■ Problem to solve ■
Set the data down again, exactly as it reads, but without the pictures.

|---|

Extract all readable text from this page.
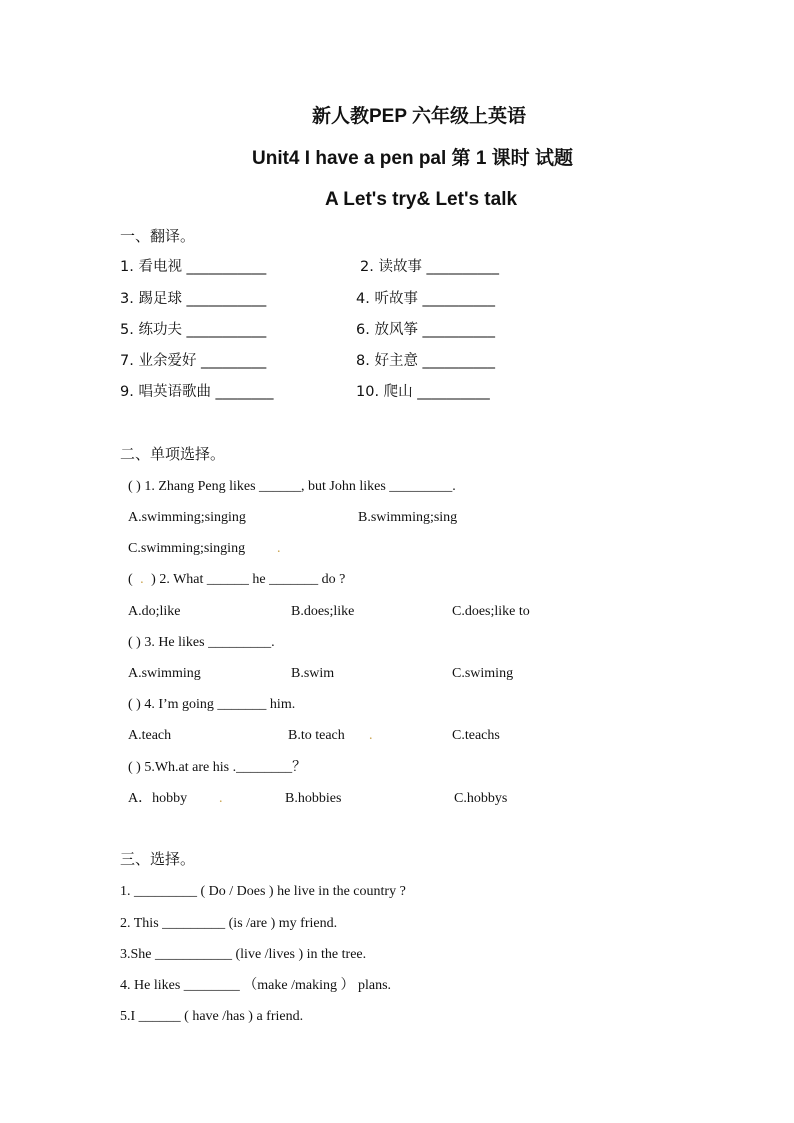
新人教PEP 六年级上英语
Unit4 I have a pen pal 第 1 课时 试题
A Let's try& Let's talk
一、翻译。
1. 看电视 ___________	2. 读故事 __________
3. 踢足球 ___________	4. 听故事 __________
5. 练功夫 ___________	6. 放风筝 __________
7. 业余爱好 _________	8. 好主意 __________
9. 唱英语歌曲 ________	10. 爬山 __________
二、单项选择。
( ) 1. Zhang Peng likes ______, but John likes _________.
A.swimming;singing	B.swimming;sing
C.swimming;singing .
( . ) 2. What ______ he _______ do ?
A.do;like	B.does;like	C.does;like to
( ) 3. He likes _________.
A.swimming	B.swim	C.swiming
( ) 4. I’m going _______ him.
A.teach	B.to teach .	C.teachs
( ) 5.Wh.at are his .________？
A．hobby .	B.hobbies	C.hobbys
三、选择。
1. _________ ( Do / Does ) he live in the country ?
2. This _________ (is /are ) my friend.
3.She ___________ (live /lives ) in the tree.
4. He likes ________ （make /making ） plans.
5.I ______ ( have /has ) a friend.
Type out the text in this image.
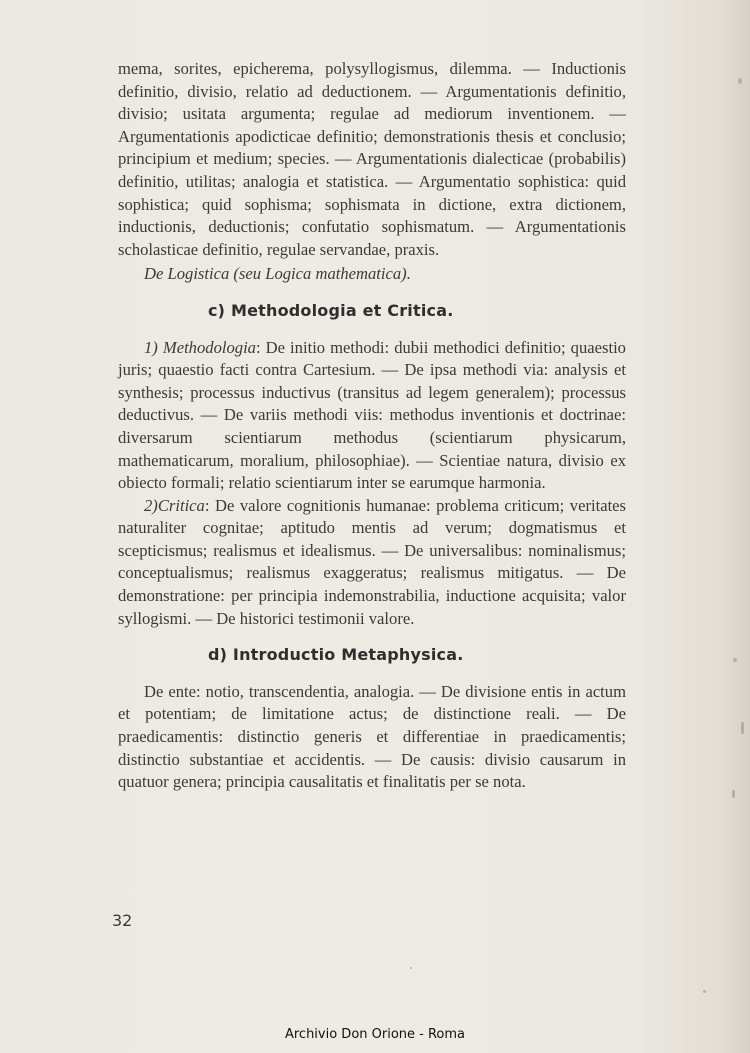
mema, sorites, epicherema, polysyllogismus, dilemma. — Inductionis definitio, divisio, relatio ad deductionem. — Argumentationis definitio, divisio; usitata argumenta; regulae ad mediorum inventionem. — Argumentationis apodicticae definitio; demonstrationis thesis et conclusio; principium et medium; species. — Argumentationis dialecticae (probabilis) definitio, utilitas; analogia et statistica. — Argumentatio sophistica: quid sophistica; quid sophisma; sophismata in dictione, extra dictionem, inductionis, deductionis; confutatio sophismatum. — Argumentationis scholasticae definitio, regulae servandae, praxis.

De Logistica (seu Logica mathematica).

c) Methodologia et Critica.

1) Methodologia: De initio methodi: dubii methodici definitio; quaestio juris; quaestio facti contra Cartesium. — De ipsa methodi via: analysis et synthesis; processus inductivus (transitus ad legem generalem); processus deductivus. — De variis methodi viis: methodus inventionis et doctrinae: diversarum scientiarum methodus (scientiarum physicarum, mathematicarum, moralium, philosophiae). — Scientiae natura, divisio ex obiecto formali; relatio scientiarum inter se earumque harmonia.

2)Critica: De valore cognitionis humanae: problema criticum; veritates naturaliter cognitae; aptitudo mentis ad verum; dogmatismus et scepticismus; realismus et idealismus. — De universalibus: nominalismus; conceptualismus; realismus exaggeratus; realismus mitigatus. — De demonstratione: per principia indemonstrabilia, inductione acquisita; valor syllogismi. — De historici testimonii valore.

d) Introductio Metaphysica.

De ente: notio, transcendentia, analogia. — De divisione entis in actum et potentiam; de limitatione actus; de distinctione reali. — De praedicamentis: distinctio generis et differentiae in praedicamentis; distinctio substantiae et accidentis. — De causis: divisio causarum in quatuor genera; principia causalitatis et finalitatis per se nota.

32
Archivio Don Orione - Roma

|---|

■ Response to the task ■
Extract all readable text from this page.
新人教PEP 六年级上英语
Unit4 I have a pen pal 第 1 课时 试题
A Let's try& Let's talk
一、翻译。
1. 看电视 ___________	2. 读故事 __________
3. 踢足球 ___________	4. 听故事 __________
5. 练功夫 ___________	6. 放风筝 __________
7. 业余爱好 _________	8. 好主意 __________
9. 唱英语歌曲 ________	10. 爬山 __________
二、单项选择。
( ) 1. Zhang Peng likes ______, but John likes _________.
A.swimming;singing	B.swimming;sing
C.swimming;singing .
( . ) 2. What ______ he _______ do ?
A.do;like	B.does;like	C.does;like to
( ) 3. He likes _________.
A.swimming	B.swim	C.swiming
( ) 4. I’m going _______ him.
A.teach	B.to teach .	C.teachs
( ) 5.Wh.at are his .________？
A．hobby .	B.hobbies	C.hobbys
三、选择。
1. _________ ( Do / Does ) he live in the country ?
2. This _________ (is /are ) my friend.
3.She ___________ (live /lives ) in the tree.
4. He likes ________ （make /making ） plans.
5.I ______ ( have /has ) a friend.
Type out the text in this image.
mema, sorites, epicherema, polysyllogismus, dilemma. — Inductionis definitio, divisio, relatio ad deductionem. — Argumentationis definitio, divisio; usitata argumenta; regulae ad mediorum inventionem. — Argumentationis apodicticae definitio; demonstrationis thesis et conclusio; principium et medium; species. — Argumentationis dialecticae (probabilis) definitio, utilitas; analogia et statistica. — Argumentatio sophistica: quid sophistica; quid sophisma; sophismata in dictione, extra dictionem, inductionis, deductionis; confutatio sophismatum. — Argumentationis scholasticae definitio, regulae servandae, praxis.

De Logistica (seu Logica mathematica).

c) Methodologia et Critica.

1) Methodologia: De initio methodi: dubii methodici definitio; quaestio juris; quaestio facti contra Cartesium. — De ipsa methodi via: analysis et synthesis; processus inductivus (transitus ad legem generalem); processus deductivus. — De variis methodi viis: methodus inventionis et doctrinae: diversarum scientiarum methodus (scientiarum physicarum, mathematicarum, moralium, philosophiae). — Scientiae natura, divisio ex obiecto formali; relatio scientiarum inter se earumque harmonia.

2)Critica: De valore cognitionis humanae: problema criticum; veritates naturaliter cognitae; aptitudo mentis ad verum; dogmatismus et scepticismus; realismus et idealismus. — De universalibus: nominalismus; conceptualismus; realismus exaggeratus; realismus mitigatus. — De demonstratione: per principia indemonstrabilia, inductione acquisita; valor syllogismi. — De historici testimonii valore.

d) Introductio Metaphysica.

De ente: notio, transcendentia, analogia. — De divisione entis in actum et potentiam; de limitatione actus; de distinctione reali. — De praedicamentis: distinctio generis et differentiae in praedicamentis; distinctio substantiae et accidentis. — De causis: divisio causarum in quatuor genera; principia causalitatis et finalitatis per se nota.

32
Archivio Don Orione - Roma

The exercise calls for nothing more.